Filter these entries so that only lines with the word "Гостилицы" remain.

start

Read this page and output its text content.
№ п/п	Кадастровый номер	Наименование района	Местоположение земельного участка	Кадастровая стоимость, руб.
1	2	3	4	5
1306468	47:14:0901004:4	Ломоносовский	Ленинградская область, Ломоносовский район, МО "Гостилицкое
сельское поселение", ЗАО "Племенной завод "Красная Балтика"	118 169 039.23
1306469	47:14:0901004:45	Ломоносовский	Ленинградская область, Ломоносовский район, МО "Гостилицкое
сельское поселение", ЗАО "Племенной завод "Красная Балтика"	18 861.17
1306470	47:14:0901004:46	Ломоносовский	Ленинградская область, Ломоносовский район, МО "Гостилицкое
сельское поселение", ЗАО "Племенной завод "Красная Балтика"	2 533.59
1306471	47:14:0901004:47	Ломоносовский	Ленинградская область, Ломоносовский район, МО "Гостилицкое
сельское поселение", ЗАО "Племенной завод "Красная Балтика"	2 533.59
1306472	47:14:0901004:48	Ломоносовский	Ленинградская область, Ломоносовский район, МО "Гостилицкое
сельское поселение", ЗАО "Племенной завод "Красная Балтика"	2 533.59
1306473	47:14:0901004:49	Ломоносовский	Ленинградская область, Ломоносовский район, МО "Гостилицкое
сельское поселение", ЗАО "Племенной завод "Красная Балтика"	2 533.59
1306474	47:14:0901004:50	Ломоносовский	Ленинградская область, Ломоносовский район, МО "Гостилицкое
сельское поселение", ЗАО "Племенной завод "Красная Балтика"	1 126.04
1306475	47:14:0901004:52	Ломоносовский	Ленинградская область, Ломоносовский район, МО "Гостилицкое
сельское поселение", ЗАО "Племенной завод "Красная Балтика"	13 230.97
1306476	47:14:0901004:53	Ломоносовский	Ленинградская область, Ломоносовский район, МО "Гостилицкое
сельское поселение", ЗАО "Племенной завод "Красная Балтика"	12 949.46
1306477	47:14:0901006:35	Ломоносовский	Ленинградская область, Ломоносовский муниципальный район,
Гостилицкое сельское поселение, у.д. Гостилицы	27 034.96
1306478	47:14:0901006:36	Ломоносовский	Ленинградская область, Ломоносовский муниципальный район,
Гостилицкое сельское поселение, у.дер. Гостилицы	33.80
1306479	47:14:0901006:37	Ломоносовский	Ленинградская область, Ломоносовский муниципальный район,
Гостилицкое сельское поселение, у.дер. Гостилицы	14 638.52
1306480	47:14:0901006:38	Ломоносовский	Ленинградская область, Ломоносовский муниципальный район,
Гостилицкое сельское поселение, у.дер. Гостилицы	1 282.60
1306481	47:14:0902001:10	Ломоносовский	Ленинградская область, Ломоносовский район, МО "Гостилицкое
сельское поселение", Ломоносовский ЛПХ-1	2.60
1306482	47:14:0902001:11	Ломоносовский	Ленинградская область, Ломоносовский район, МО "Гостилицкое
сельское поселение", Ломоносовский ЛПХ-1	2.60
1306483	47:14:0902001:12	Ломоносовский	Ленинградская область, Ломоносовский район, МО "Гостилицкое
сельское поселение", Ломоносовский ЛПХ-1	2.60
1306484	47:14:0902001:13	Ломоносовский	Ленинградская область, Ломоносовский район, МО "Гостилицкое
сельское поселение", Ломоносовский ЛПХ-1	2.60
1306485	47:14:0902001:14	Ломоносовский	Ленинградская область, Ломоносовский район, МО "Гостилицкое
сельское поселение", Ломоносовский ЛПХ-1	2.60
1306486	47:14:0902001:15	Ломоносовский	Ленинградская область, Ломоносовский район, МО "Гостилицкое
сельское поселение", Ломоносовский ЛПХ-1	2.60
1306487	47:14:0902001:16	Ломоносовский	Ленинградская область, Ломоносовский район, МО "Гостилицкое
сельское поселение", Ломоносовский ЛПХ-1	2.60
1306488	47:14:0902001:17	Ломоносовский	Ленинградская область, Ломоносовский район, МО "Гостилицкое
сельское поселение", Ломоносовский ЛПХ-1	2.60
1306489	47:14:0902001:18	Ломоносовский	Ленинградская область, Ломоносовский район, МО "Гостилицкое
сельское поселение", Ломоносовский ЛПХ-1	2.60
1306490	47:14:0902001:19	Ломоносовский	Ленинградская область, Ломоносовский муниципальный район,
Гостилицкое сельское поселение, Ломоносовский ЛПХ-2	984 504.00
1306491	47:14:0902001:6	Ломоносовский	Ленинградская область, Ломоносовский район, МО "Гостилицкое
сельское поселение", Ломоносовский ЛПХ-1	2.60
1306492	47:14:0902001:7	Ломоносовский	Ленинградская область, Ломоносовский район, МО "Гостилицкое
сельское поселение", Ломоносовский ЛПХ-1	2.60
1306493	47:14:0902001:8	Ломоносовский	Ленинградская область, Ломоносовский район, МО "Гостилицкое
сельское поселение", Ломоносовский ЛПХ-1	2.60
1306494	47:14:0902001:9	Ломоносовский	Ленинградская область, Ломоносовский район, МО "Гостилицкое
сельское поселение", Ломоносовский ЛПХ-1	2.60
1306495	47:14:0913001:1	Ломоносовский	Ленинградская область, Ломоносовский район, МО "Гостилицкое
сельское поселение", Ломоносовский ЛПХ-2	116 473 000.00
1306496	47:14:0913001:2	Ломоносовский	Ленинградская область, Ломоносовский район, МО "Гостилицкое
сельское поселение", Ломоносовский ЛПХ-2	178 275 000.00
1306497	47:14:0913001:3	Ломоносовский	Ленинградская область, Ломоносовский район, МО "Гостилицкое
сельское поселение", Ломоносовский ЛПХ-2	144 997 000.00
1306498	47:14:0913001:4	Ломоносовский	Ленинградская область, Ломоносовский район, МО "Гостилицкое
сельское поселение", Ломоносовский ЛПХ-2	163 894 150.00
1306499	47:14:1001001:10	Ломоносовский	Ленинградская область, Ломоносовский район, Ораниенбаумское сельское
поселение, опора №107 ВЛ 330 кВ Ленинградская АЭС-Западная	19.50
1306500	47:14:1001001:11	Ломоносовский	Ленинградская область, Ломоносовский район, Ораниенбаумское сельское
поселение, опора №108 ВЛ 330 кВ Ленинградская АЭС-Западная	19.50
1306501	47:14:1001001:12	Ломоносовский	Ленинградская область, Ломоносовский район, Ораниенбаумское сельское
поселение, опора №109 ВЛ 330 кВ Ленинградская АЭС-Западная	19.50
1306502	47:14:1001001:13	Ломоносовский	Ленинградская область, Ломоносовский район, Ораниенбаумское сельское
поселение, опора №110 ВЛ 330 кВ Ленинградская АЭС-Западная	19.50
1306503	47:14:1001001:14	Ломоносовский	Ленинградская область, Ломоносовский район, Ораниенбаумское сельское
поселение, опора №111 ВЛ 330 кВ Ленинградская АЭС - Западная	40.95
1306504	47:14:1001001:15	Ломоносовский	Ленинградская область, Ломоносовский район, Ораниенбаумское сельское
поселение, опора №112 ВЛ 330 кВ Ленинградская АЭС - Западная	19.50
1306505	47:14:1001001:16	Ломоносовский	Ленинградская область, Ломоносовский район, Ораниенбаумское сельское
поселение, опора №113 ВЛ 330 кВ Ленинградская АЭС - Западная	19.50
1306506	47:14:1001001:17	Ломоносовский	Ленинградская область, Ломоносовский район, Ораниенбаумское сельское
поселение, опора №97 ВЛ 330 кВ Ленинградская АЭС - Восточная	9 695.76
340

end

■ SOLUTION TO THE EXERCISE
Гостилицкое сельское поселение, у.д. Гостилицы	27 034.96
Гостилицкое сельское поселение, у.дер. Гостилицы	33.80
Гостилицкое сельское поселение, у.дер. Гостилицы	14 638.52
Гостилицкое сельское поселение, у.дер. Гостилицы	1 282.60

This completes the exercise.